■ PROBLEM TO WORK ON: For each line of the data below that holds "органов", copy the line.

[START DATA PROVIDED]

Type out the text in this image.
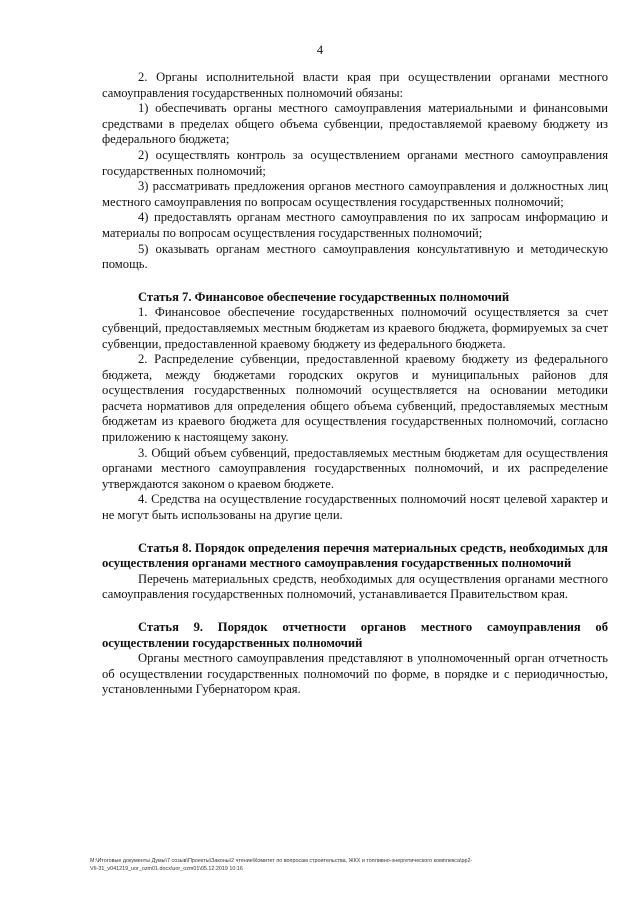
4

2. Органы исполнительной власти края при осуществлении органами местного самоуправления государственных полномочий обязаны:

1) обеспечивать органы местного самоуправления материальными и финансовыми средствами в пределах общего объема субвенции, предоставляемой краевому бюджету из федерального бюджета;

2) осуществлять контроль за осуществлением органами местного самоуправления государственных полномочий;

3) рассматривать предложения органов местного самоуправления и должностных лиц местного самоуправления по вопросам осуществления государственных полномочий;

4) предоставлять органам местного самоуправления по их запросам информацию и материалы по вопросам осуществления государственных полномочий;

5) оказывать органам местного самоуправления консультативную и методическую помощь.

Статья 7. Финансовое обеспечение государственных полномочий

1. Финансовое обеспечение государственных полномочий осуществляется за счет субвенций, предоставляемых местным бюджетам из краевого бюджета, формируемых за счет субвенции, предоставленной краевому бюджету из федерального бюджета.

2. Распределение субвенции, предоставленной краевому бюджету из федерального бюджета, между бюджетами городских округов и муниципальных районов для осуществления государственных полномочий осуществляется на основании методики расчета нормативов для определения общего объема субвенций, предоставляемых местным бюджетам из краевого бюджета для осуществления государственных полномочий, согласно приложению к настоящему закону.

3. Общий объем субвенций, предоставляемых местным бюджетам для осуществления органами местного самоуправления государственных полномочий, и их распределение утверждаются законом о краевом бюджете.

4. Средства на осуществление государственных полномочий носят целевой характер и не могут быть использованы на другие цели.

Статья 8. Порядок определения перечня материальных средств, необходимых для осуществления органами местного самоуправления государственных полномочий

Перечень материальных средств, необходимых для осуществления органами местного самоуправления государственных полномочий, устанавливается Правительством края.

Статья 9. Порядок отчетности органов местного самоуправления об осуществлении государственных полномочий

Органы местного самоуправления представляют в уполномоченный орган отчетность об осуществлении государственных полномочий по форме, в порядке и с периодичностью, установленными Губернатором края.

М:\Итоговые документы Думы\7 созыв\Проекты\Законы\2 чтение\Комитет по вопросам строительства, ЖКХ и топливно-энергетического комплекса\рр2-
VII-31_v041219_uor_ozm01.docx\uor_ozm01\05.12.2019 10:16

[END DATA PROVIDED]

■ ANSWER BELOW:
3) рассматривать предложения органов местного самоуправления и должностных лиц местного самоуправления по вопросам осуществления государственных полномочий;
Статья 9. Порядок отчетности органов местного самоуправления об осуществлении государственных полномочий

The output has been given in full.